### LISTED RECORDS
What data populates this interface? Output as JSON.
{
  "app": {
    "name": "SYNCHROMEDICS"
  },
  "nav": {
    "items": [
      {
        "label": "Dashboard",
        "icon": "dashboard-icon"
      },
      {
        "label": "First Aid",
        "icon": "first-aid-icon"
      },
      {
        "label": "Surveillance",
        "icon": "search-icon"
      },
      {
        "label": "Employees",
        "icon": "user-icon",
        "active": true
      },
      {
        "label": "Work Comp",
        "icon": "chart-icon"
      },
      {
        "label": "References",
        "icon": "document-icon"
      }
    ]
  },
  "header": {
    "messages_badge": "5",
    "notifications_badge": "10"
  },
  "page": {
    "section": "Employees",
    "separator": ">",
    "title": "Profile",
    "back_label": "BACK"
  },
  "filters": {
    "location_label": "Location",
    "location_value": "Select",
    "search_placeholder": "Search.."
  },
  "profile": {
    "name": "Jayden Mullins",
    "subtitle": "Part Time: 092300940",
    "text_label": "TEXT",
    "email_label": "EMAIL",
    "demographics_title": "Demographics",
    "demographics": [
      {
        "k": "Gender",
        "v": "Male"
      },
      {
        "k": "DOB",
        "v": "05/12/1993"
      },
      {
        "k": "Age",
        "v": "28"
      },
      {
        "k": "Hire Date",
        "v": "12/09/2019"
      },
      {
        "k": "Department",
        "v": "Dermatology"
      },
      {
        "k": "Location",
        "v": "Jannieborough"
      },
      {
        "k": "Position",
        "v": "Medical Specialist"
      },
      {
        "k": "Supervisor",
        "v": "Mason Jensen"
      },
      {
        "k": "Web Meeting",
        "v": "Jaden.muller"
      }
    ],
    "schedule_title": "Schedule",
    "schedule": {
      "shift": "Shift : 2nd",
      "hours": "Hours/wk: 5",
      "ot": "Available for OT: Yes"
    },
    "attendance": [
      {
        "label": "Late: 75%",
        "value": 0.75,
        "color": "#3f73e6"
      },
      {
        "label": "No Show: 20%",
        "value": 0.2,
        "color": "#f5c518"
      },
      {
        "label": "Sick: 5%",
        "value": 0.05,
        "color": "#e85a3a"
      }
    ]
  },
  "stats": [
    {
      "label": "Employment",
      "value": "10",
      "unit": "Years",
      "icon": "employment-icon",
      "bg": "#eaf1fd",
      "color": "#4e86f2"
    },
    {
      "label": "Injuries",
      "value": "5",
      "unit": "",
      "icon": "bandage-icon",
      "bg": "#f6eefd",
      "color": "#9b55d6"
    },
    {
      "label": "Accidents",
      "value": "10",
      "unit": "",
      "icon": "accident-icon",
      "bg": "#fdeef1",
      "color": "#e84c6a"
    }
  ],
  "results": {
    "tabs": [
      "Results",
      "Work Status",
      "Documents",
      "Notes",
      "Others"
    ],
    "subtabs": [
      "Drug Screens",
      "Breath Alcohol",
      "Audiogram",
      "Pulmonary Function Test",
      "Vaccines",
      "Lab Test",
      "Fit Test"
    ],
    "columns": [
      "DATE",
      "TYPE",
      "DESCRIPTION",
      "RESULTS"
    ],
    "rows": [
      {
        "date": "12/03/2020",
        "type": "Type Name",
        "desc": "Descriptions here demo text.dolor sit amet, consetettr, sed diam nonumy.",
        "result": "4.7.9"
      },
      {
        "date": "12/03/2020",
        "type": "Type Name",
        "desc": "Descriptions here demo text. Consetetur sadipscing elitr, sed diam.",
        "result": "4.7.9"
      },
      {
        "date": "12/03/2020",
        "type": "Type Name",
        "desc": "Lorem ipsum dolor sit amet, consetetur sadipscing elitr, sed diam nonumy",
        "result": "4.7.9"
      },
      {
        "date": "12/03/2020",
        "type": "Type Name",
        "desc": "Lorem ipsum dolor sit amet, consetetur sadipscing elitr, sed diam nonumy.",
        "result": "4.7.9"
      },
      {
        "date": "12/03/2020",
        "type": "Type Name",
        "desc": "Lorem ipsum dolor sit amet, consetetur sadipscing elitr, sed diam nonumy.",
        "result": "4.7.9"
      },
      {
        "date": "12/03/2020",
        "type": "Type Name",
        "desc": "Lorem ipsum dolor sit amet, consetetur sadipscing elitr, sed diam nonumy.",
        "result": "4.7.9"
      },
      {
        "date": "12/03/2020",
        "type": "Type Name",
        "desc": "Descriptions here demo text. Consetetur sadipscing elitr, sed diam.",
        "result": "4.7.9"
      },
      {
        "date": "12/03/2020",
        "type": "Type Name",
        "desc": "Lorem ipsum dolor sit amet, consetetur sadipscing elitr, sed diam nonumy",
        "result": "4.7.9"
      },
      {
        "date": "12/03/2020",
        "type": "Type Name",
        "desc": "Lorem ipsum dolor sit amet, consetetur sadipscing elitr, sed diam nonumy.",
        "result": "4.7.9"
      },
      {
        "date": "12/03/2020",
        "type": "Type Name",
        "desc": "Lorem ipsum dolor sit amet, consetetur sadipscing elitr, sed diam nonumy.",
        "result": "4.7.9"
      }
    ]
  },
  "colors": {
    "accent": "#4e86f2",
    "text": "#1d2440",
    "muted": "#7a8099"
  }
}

### STATED EXERCISE
Check every line in the material above for the string "Employees", then give only the number of lines that have it.

### EXERCISE SOLUTION
2